-- START OF Excerpted records --

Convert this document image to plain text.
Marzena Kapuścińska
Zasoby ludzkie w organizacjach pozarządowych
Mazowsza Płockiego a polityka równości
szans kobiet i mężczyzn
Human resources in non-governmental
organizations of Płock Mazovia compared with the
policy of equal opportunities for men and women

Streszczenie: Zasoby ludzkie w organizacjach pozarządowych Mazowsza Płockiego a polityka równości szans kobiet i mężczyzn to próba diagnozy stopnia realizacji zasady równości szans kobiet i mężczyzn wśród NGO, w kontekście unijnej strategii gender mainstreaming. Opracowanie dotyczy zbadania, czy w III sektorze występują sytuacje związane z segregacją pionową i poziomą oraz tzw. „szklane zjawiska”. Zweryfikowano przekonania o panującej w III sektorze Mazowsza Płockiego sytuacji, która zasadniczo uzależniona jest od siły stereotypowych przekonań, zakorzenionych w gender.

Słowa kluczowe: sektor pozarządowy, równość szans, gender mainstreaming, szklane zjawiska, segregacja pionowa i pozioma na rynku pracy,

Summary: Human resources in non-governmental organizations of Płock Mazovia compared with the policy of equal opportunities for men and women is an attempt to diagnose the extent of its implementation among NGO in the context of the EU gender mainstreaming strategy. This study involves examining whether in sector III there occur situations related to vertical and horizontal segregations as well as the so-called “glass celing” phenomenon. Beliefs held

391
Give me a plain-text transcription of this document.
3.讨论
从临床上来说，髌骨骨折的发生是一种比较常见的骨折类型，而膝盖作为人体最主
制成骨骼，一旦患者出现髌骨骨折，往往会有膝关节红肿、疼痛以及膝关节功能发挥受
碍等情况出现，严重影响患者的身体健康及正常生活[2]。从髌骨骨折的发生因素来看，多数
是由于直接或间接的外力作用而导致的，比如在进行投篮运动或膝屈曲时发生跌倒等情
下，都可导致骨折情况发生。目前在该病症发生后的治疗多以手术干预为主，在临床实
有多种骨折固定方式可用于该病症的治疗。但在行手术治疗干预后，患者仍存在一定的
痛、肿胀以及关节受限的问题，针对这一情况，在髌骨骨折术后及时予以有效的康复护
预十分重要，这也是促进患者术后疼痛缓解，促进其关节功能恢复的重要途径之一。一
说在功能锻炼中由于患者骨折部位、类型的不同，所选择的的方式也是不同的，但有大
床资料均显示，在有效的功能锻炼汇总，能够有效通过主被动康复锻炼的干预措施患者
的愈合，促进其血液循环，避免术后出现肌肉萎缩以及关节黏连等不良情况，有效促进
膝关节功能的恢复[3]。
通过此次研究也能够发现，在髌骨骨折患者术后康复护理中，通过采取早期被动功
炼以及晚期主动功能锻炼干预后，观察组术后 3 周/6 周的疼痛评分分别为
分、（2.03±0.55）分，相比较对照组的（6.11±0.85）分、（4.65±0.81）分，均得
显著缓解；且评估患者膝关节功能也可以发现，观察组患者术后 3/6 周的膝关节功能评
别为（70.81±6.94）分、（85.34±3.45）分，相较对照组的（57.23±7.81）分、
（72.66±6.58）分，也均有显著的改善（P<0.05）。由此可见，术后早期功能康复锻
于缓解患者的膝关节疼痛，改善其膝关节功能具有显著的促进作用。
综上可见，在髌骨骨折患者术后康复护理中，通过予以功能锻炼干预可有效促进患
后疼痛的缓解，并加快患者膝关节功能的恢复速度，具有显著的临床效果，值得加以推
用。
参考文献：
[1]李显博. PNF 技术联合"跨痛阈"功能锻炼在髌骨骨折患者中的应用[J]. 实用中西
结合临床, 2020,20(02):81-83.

-- END OF Excerpted records --

Retype the whole listing above exactly.

Convert this document image to plain text.
Marzena Kapuścińska
Zasoby ludzkie w organizacjach pozarządowych
Mazowsza Płockiego a polityka równości
szans kobiet i mężczyzn
Human resources in non-governmental
organizations of Płock Mazovia compared with the
policy of equal opportunities for men and women

Streszczenie: Zasoby ludzkie w organizacjach pozarządowych Mazowsza Płockiego a polityka równości szans kobiet i mężczyzn to próba diagnozy stopnia realizacji zasady równości szans kobiet i mężczyzn wśród NGO, w kontekście unijnej strategii gender mainstreaming. Opracowanie dotyczy zbadania, czy w III sektorze występują sytuacje związane z segregacją pionową i poziomą oraz tzw. „szklane zjawiska”. Zweryfikowano przekonania o panującej w III sektorze Mazowsza Płockiego sytuacji, która zasadniczo uzależniona jest od siły stereotypowych przekonań, zakorzenionych w gender.

Słowa kluczowe: sektor pozarządowy, równość szans, gender mainstreaming, szklane zjawiska, segregacja pionowa i pozioma na rynku pracy,

Summary: Human resources in non-governmental organizations of Płock Mazovia compared with the policy of equal opportunities for men and women is an attempt to diagnose the extent of its implementation among NGO in the context of the EU gender mainstreaming strategy. This study involves examining whether in sector III there occur situations related to vertical and horizontal segregations as well as the so-called “glass celing” phenomenon. Beliefs held

391
Give me a plain-text transcription of this document.
3.讨论
从临床上来说，髌骨骨折的发生是一种比较常见的骨折类型，而膝盖作为人体最主
制成骨骼，一旦患者出现髌骨骨折，往往会有膝关节红肿、疼痛以及膝关节功能发挥受
碍等情况出现，严重影响患者的身体健康及正常生活[2]。从髌骨骨折的发生因素来看，多数
是由于直接或间接的外力作用而导致的，比如在进行投篮运动或膝屈曲时发生跌倒等情
下，都可导致骨折情况发生。目前在该病症发生后的治疗多以手术干预为主，在临床实
有多种骨折固定方式可用于该病症的治疗。但在行手术治疗干预后，患者仍存在一定的
痛、肿胀以及关节受限的问题，针对这一情况，在髌骨骨折术后及时予以有效的康复护
预十分重要，这也是促进患者术后疼痛缓解，促进其关节功能恢复的重要途径之一。一
说在功能锻炼中由于患者骨折部位、类型的不同，所选择的的方式也是不同的，但有大
床资料均显示，在有效的功能锻炼汇总，能够有效通过主被动康复锻炼的干预措施患者
的愈合，促进其血液循环，避免术后出现肌肉萎缩以及关节黏连等不良情况，有效促进
膝关节功能的恢复[3]。
通过此次研究也能够发现，在髌骨骨折患者术后康复护理中，通过采取早期被动功
炼以及晚期主动功能锻炼干预后，观察组术后 3 周/6 周的疼痛评分分别为
分、（2.03±0.55）分，相比较对照组的（6.11±0.85）分、（4.65±0.81）分，均得
显著缓解；且评估患者膝关节功能也可以发现，观察组患者术后 3/6 周的膝关节功能评
别为（70.81±6.94）分、（85.34±3.45）分，相较对照组的（57.23±7.81）分、
（72.66±6.58）分，也均有显著的改善（P<0.05）。由此可见，术后早期功能康复锻
于缓解患者的膝关节疼痛，改善其膝关节功能具有显著的促进作用。
综上可见，在髌骨骨折患者术后康复护理中，通过予以功能锻炼干预可有效促进患
后疼痛的缓解，并加快患者膝关节功能的恢复速度，具有显著的临床效果，值得加以推
用。
参考文献：
[1]李显博. PNF 技术联合"跨痛阈"功能锻炼在髌骨骨折患者中的应用[J]. 实用中西
结合临床, 2020,20(02):81-83.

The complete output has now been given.